── TASK MATERIAL ──

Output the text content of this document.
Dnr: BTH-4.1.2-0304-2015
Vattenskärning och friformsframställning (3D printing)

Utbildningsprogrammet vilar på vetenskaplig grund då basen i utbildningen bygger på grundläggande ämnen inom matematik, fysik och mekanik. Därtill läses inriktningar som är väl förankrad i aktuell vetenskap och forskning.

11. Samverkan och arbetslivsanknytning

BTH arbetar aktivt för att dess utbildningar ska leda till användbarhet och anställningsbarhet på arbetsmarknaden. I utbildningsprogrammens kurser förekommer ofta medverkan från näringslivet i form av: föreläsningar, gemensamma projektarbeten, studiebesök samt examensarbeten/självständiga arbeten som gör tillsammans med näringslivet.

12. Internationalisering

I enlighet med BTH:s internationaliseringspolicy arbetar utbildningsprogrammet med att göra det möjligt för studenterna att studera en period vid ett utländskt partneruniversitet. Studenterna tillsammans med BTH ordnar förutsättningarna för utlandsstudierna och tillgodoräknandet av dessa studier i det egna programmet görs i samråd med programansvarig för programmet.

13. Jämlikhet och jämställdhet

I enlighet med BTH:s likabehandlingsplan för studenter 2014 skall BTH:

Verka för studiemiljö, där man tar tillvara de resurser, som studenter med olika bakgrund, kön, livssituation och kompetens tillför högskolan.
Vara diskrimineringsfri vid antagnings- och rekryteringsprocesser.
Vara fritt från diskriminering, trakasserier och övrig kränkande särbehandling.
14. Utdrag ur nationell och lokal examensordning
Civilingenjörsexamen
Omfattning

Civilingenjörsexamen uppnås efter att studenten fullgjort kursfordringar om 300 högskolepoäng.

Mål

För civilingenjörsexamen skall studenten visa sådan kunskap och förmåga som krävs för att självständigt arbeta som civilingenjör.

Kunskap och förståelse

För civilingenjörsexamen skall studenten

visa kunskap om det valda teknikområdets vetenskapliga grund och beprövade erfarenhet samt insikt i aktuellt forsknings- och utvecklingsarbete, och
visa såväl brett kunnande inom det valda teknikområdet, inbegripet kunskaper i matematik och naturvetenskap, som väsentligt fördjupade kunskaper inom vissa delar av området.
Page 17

───

▶ STATED EXERCISE: Filter the listing above by the word "studenten"; copy each line that passes.

▶ EXERCISE SOLUTION:
Civilingenjörsexamen uppnås efter att studenten fullgjort kursfordringar om 300 högskolepoäng.
För civilingenjörsexamen skall studenten visa sådan kunskap och förmåga som krävs för att självständigt arbeta som civilingenjör.
För civilingenjörsexamen skall studenten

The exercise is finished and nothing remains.